[START OF INFORMATION SHOWN]

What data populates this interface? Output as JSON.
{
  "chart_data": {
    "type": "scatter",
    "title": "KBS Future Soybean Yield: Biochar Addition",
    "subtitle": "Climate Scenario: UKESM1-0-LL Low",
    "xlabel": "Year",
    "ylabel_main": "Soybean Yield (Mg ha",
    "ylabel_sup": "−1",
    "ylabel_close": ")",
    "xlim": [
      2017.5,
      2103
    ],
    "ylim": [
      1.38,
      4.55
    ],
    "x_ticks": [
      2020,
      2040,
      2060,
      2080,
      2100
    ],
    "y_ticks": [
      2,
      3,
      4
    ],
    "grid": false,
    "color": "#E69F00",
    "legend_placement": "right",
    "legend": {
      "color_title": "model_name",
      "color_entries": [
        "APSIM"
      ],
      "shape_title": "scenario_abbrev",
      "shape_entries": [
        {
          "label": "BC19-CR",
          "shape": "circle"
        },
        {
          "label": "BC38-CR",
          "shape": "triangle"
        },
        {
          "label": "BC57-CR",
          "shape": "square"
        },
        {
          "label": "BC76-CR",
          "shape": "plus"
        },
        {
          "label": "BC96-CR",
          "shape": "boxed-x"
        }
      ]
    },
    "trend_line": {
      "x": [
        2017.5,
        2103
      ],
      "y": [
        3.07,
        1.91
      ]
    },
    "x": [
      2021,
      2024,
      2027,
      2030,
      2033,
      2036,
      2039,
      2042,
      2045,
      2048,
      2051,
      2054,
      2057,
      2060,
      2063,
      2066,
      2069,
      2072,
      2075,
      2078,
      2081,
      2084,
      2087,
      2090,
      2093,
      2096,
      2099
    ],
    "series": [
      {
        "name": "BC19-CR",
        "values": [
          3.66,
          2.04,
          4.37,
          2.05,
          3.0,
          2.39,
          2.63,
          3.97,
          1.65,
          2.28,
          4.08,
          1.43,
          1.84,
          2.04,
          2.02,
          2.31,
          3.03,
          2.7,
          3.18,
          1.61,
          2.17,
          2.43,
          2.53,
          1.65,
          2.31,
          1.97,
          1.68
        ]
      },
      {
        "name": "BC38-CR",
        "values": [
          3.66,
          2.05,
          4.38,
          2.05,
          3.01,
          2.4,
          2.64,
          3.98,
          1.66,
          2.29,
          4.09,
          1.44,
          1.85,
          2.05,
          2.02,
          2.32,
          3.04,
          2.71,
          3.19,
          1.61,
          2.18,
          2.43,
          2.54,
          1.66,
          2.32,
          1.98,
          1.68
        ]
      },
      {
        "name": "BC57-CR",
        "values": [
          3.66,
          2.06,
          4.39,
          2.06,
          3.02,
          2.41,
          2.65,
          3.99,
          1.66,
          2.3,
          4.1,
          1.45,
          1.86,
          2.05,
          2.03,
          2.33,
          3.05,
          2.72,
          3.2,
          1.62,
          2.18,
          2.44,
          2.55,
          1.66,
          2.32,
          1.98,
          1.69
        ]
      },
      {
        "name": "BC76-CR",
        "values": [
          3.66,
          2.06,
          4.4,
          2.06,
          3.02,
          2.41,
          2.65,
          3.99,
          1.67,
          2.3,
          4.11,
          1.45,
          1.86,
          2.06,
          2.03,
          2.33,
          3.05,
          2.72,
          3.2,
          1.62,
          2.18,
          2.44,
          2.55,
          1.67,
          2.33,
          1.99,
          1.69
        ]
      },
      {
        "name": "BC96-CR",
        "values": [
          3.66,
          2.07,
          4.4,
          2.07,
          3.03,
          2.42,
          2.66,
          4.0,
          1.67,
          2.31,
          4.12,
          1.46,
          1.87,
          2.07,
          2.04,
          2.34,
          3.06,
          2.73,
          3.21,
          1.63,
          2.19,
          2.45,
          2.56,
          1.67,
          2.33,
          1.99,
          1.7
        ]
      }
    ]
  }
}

[END OF INFORMATION SHOWN]

WHAT IS REQUIRED:
Pull out and copy each line containing the string "Yield".

ANSWER TO THIS PROBLEM:
    "title": "KBS Future Soybean Yield: Biochar Addition",
    "ylabel_main": "Soybean Yield (Mg ha",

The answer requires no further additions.